Task to complete: What follows is a set of entries. Give them again exactly, without the pictures.

Figure content listings
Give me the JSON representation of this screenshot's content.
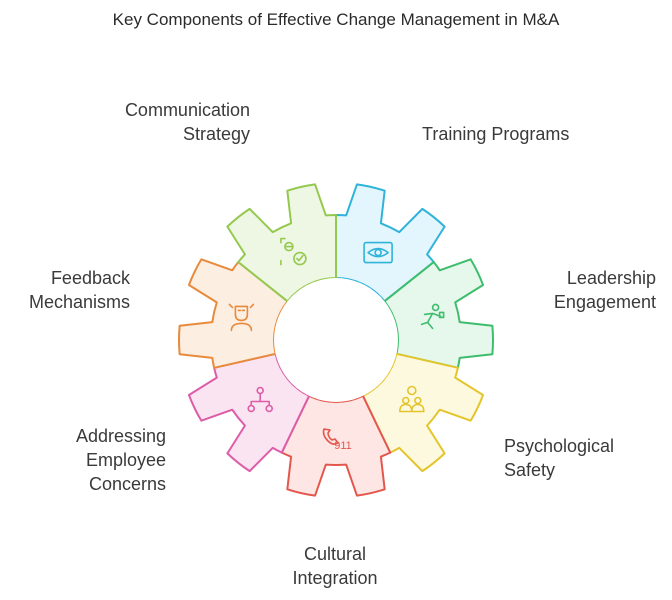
{
  "title": "Key Components of Effective Change Management in M&A",
  "segments": [
    {
      "label": "Communication\nStrategy",
      "icon": "eye-icon",
      "fill": "#e3f6fd",
      "stroke": "#2fb3d9"
    },
    {
      "label": "Training Programs",
      "icon": "person-presenting-icon",
      "fill": "#e6f7ec",
      "stroke": "#3ebd6c"
    },
    {
      "label": "Leadership\nEngagement",
      "icon": "people-lightbulb-icon",
      "fill": "#fdf9df",
      "stroke": "#e3c52b"
    },
    {
      "label": "Psychological\nSafety",
      "icon": "phone-911-icon",
      "fill": "#fde6e4",
      "stroke": "#e4574c",
      "icon_text": "911"
    },
    {
      "label": "Cultural\nIntegration",
      "icon": "network-icon",
      "fill": "#fbe4f1",
      "stroke": "#dc5ca8"
    },
    {
      "label": "Addressing\nEmployee\nConcerns",
      "icon": "worried-person-icon",
      "fill": "#fdeee2",
      "stroke": "#e88a3c"
    },
    {
      "label": "Feedback\nMechanisms",
      "icon": "feedback-check-icon",
      "fill": "#eef7e3",
      "stroke": "#94c94f"
    }
  ]
}
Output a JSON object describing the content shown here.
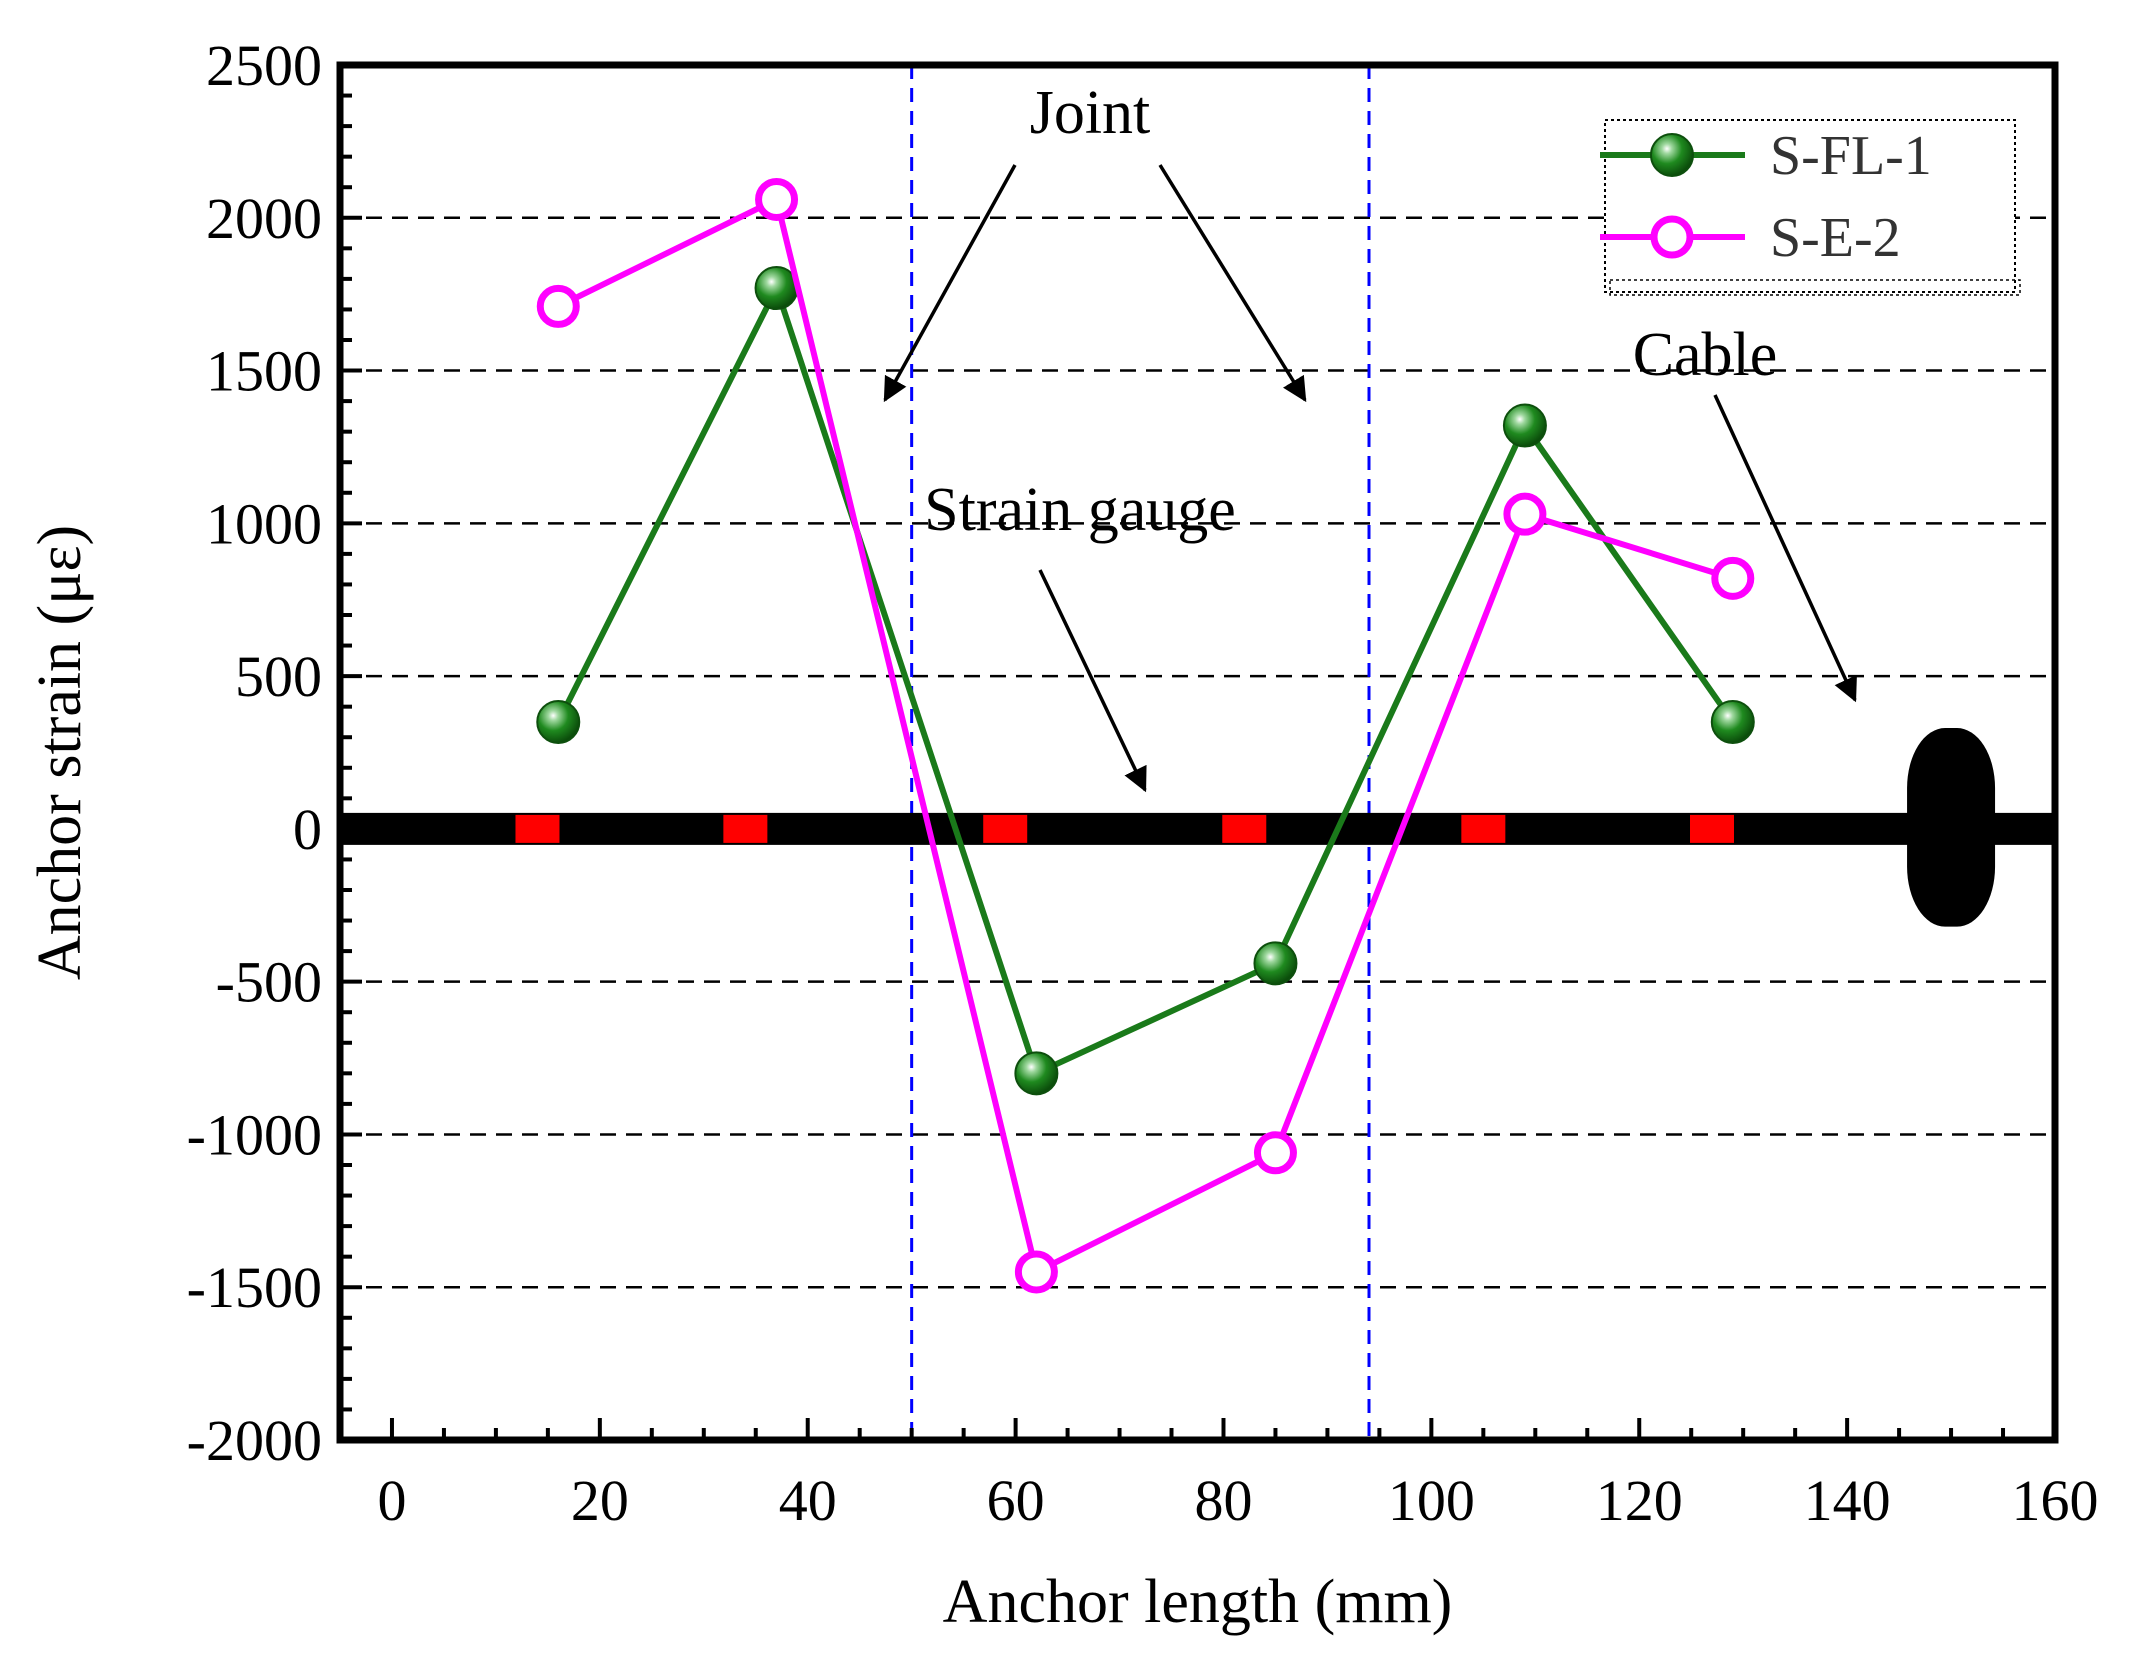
{
  "chart_data": {
    "type": "line",
    "title": "",
    "xlabel": "Anchor length (mm)",
    "ylabel": "Anchor strain (με)",
    "xlim": [
      -5,
      160
    ],
    "ylim": [
      -2000,
      2500
    ],
    "xticks": [
      0,
      20,
      40,
      60,
      80,
      100,
      120,
      140,
      160
    ],
    "yticks": [
      -2000,
      -1500,
      -1000,
      -500,
      0,
      500,
      1000,
      1500,
      2000,
      2500
    ],
    "xtick_labels": [
      "0",
      "20",
      "40",
      "60",
      "80",
      "100",
      "120",
      "140",
      "160"
    ],
    "ytick_labels": [
      "-2000",
      "-1500",
      "-1000",
      "-500",
      "0",
      "500",
      "1000",
      "1500",
      "2000",
      "2500"
    ],
    "grid": "horizontal dashed",
    "legend_position": "top-right",
    "series": [
      {
        "name": "S-FL-1",
        "color": "#1a7a1a",
        "marker": "filled-sphere",
        "x": [
          16,
          37,
          62,
          85,
          109,
          129
        ],
        "y": [
          350,
          1770,
          -800,
          -440,
          1320,
          350
        ]
      },
      {
        "name": "S-E-2",
        "color": "#ff00ff",
        "marker": "open-circle",
        "x": [
          16,
          37,
          62,
          85,
          109,
          129
        ],
        "y": [
          1710,
          2060,
          -1450,
          -1060,
          1030,
          820
        ]
      }
    ],
    "joint_lines_x": [
      50,
      94
    ],
    "joint_line_color": "#0000ff",
    "annotations": {
      "joint": "Joint",
      "strain_gauge": "Strain gauge",
      "cable": "Cable"
    },
    "cable": {
      "strain_level": 0,
      "x_start": -5,
      "x_end": 160,
      "gauge_x": [
        14,
        34,
        59,
        82,
        105,
        127
      ],
      "anchor_head_x": 150,
      "gauge_color": "#ff0000"
    }
  }
}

Exercise result:
Give me the JSON representation of this screenshot's content.
{
  "title": "Key Components of Effective Change Management in M&A",
  "segments": [
    {
      "label": "Communication\nStrategy",
      "icon": "eye-icon",
      "fill": "#e3f6fd",
      "stroke": "#2fb3d9"
    },
    {
      "label": "Training Programs",
      "icon": "person-presenting-icon",
      "fill": "#e6f7ec",
      "stroke": "#3ebd6c"
    },
    {
      "label": "Leadership\nEngagement",
      "icon": "people-lightbulb-icon",
      "fill": "#fdf9df",
      "stroke": "#e3c52b"
    },
    {
      "label": "Psychological\nSafety",
      "icon": "phone-911-icon",
      "fill": "#fde6e4",
      "stroke": "#e4574c",
      "icon_text": "911"
    },
    {
      "label": "Cultural\nIntegration",
      "icon": "network-icon",
      "fill": "#fbe4f1",
      "stroke": "#dc5ca8"
    },
    {
      "label": "Addressing\nEmployee\nConcerns",
      "icon": "worried-person-icon",
      "fill": "#fdeee2",
      "stroke": "#e88a3c"
    },
    {
      "label": "Feedback\nMechanisms",
      "icon": "feedback-check-icon",
      "fill": "#eef7e3",
      "stroke": "#94c94f"
    }
  ]
}
Output a JSON object describing the content shown here.
{
  "chart_data": {
    "type": "line",
    "title": "",
    "xlabel": "Anchor length (mm)",
    "ylabel": "Anchor strain (με)",
    "xlim": [
      -5,
      160
    ],
    "ylim": [
      -2000,
      2500
    ],
    "xticks": [
      0,
      20,
      40,
      60,
      80,
      100,
      120,
      140,
      160
    ],
    "yticks": [
      -2000,
      -1500,
      -1000,
      -500,
      0,
      500,
      1000,
      1500,
      2000,
      2500
    ],
    "xtick_labels": [
      "0",
      "20",
      "40",
      "60",
      "80",
      "100",
      "120",
      "140",
      "160"
    ],
    "ytick_labels": [
      "-2000",
      "-1500",
      "-1000",
      "-500",
      "0",
      "500",
      "1000",
      "1500",
      "2000",
      "2500"
    ],
    "grid": "horizontal dashed",
    "legend_position": "top-right",
    "series": [
      {
        "name": "S-FL-1",
        "color": "#1a7a1a",
        "marker": "filled-sphere",
        "x": [
          16,
          37,
          62,
          85,
          109,
          129
        ],
        "y": [
          350,
          1770,
          -800,
          -440,
          1320,
          350
        ]
      },
      {
        "name": "S-E-2",
        "color": "#ff00ff",
        "marker": "open-circle",
        "x": [
          16,
          37,
          62,
          85,
          109,
          129
        ],
        "y": [
          1710,
          2060,
          -1450,
          -1060,
          1030,
          820
        ]
      }
    ],
    "joint_lines_x": [
      50,
      94
    ],
    "joint_line_color": "#0000ff",
    "annotations": {
      "joint": "Joint",
      "strain_gauge": "Strain gauge",
      "cable": "Cable"
    },
    "cable": {
      "strain_level": 0,
      "x_start": -5,
      "x_end": 160,
      "gauge_x": [
        14,
        34,
        59,
        82,
        105,
        127
      ],
      "anchor_head_x": 150,
      "gauge_color": "#ff0000"
    }
  }
}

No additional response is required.